| Exercises |
- A) In the forum thread on climate models, in which publication and issue did Gavin Schmidt write a short news article?
- B) Continue the forum thread on climate models from where it stops.

--- Begin Extract ---

I think Willis has put his finger right on the problem in #90. The complex feedbacks and inter-dependent adjustments made by Earth climate subsystems in response to energy inputs are plainly not represented in GCM models. All they appear to do is impose net GHG forcing onto average temperature and let Earth climate warm up in response. That’s the story the plots are showing. All the other positive and negative feedbacks somehow cancel out, and the GHGs go their merry way.
As Willis implied, in a coupled oscillator system like Earth climate, one would expect the energy to migrate among the oscillators — between cryosphere, ocean, and atmosphere, e.g., — even without any changes at all in net input flux. All by itself, global atmospheric temperature should rise and fall according to some natural quasi-period coupling. Likewise, the cryosphere should partially melt back and then re-expand; the oceans should warm and cool. The GCMs don’t show that at all (see Figure 1 in the CMIP Report 66 linked above).
Here’s what I think — that when people talk about predicting Earth climate, they literally and scientifically don’t know what they’re talking about. The objective knowledge is lacking. Gerry North is wrong. We don’t know the forcings. And so here’s the bottom line as regards attribution: There’s no evidence whatever for human influence on average Earth atmospheric temperature. Zero. Because the theory is nowhere near adequate to detect such a small effect.
On average no. While the dynamics of any complex system are difficult you can get pretty good average values from greatly simplified models. The point I was trying to make is that if you have a three dimensional model, it should reproduce the results of the simple model in the range of applicability of that simpler model was developed to explore otherwise you have big trouble. Global temperature is one of those things that does not vary much with the complexity of the model as has been demonstrated for over 100 years. The value of the complex model is the other things that it shows (and is tested against).
#94 — Take a look here, Eli: http://www.ssmi.com/msu/msu_data_description.html#figures. Figure 7 TLT shows clear global average excursions due to ENSO events, including a full 1 C spike from the 1998 event. These are not present in GCM outputs.
It also remains true that the simple GHG forcing predicts GCM outputs to very good accuracy, directly implying that all other forcings in GCMs average out to near zero. That still seems hardly physically likely.
Gavin Schmidt wrote a short news article in Physics Today, January 2007, linked here. This is the same venue where Emmanuel published a short news article on his Hurricane model last fall. It is disappointing that the American Physical Society’s membership publication, with a pretty good scientific reputation, has so far presented a lopsided view of the latest trends in the application of physics to climate science.
Parameterization is mentioned in Gavin’s blurb a number of times as an acceptable approach. Gavin made an interesting choice in showing the success of GCM’s by simulating the Pinatubo eruption and its effect on simulated global temperatures, then compared it with actual measurements. It seems to me that this could be used to empirically evaluate lambda, the climate sensitivity parameter in C/W/m^2. Has anyone reported on this?
Gavin also remarks on the reliability of averaging the outputs of a bunch of GCM’s:
Concensus-building among GCMs? I thought GCM’s were reliable, predictive, and therefore needed no further funding?
I’d settle for one GCM without adjustable parameters that accurately models the historical temperature record.

--- End Extract ---
--- Begin Information given ---

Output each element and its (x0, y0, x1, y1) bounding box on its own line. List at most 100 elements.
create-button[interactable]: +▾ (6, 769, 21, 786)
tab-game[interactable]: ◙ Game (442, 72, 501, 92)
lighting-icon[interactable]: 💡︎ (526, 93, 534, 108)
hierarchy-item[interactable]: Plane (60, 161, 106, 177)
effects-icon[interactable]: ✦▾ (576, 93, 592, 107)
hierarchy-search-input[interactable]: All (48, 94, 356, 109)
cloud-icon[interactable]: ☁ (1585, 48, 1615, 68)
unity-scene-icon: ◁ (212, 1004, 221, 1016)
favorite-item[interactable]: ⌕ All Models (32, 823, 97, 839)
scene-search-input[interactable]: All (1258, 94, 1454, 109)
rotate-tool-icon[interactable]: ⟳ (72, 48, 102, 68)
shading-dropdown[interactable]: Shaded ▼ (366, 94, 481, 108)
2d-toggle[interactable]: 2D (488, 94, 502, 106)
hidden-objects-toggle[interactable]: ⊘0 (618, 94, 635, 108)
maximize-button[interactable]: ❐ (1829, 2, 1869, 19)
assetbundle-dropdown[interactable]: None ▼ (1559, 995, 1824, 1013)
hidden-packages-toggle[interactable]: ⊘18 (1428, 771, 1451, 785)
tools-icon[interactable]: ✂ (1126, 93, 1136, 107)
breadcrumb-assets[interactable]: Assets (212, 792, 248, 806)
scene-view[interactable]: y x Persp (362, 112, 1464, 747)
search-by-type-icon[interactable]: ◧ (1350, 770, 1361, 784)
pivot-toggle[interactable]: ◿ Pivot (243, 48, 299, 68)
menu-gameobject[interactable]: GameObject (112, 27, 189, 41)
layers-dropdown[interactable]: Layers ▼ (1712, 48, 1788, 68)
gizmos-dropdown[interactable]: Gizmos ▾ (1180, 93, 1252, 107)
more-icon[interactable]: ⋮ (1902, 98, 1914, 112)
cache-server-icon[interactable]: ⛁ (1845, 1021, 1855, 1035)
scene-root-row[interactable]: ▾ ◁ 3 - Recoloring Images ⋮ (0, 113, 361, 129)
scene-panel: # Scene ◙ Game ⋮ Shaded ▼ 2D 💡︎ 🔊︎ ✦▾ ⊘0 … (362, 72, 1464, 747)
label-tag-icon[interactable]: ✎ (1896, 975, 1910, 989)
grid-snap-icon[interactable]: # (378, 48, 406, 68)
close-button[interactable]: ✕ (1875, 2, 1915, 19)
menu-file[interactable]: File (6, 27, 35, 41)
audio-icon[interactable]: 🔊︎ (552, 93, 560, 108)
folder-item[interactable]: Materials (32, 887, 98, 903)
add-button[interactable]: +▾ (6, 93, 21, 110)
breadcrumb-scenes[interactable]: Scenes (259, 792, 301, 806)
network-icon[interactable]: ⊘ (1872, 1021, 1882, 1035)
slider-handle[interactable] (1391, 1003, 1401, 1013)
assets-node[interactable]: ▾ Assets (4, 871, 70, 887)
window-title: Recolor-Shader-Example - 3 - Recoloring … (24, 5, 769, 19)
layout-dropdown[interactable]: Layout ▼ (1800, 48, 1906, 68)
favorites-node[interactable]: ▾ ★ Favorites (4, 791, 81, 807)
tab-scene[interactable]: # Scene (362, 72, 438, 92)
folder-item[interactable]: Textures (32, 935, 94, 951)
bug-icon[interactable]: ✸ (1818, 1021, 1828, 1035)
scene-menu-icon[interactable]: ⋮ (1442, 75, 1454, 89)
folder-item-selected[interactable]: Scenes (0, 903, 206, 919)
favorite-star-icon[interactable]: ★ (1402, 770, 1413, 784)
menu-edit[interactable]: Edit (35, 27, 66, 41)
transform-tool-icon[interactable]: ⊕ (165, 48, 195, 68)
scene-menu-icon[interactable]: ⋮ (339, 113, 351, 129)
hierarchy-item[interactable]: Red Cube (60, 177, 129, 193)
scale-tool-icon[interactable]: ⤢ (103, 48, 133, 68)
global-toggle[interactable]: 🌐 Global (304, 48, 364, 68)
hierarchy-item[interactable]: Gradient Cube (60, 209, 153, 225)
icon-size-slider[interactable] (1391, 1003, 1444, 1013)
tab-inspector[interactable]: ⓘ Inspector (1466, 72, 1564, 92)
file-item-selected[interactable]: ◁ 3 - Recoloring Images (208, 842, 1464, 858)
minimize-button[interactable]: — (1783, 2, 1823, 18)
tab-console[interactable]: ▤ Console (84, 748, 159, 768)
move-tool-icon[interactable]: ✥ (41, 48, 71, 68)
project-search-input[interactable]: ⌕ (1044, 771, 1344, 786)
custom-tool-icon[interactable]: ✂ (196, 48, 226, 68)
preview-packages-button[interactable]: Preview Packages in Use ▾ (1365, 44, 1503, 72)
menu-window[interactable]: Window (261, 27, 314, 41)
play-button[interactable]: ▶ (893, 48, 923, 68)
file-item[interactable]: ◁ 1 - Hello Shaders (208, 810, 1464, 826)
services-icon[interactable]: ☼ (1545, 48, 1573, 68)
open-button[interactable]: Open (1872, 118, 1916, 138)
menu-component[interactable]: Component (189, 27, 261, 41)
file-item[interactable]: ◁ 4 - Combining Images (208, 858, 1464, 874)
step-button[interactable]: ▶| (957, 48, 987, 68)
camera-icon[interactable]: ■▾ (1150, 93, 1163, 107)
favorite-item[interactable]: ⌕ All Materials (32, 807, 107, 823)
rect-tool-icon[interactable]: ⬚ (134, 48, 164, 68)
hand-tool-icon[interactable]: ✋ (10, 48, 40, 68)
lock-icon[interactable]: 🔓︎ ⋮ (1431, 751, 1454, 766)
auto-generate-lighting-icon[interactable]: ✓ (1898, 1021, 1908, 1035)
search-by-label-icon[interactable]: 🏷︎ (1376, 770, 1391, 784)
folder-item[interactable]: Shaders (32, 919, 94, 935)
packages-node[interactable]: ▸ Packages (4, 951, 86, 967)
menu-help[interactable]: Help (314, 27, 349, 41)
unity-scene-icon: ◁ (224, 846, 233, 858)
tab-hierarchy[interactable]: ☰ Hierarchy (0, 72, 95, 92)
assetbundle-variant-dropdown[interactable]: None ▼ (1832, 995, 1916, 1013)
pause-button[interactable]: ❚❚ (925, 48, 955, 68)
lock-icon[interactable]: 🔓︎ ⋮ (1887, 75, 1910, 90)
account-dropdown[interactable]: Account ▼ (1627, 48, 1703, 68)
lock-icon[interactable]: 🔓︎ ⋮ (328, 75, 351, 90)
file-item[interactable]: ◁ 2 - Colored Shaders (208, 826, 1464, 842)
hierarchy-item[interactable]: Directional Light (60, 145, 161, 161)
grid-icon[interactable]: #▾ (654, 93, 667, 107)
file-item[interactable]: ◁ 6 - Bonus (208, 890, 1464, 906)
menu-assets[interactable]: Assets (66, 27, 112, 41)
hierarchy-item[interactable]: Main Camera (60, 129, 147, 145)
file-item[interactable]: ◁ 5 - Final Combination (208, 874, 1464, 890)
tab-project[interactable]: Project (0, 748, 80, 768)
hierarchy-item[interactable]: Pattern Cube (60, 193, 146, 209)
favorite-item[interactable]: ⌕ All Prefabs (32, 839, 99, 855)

--- End Information given ---

| Outputs in order |
- A) Physics Today, January 2007.

- B)
http://www.physicstoday.org/vol-60/iss-1/72_1.html
#96 Paminator, I, too, have noticed bias in how Physics Today (which, btw, is published by the AIP (American Institute of Physics), not APS) treats climate change. In addition to the Schmidt article, AIP has published an extremely well written book on the Discovery of Global Warming (Spencer Weart, here).
Do you think Physics Today would be willing to publish a comment/letter on the Schmidt article? It seems that might be one way to respond.
Re #96: Paminator, if you found Gavin’s article disappointing, I would advise you to get ready for a really bad remainder of the year. This editorial seems to capture the sort of thing that can be expected.
“I’d settle for one GCM without adjustable parameters that accurately models the historical temperature record.” Now there’s an interesting concept. Aren’t forcings parameters?
Re #97- TAC
My error on AIP. I sent a letter to the editor on Emmanuel’s article last fall, but received no reply. I suggested that they put together some more extended articles on physics-related issues of climate change in a format that they have used once in a while, where two authors with opposing views or opinions present their cases in one article.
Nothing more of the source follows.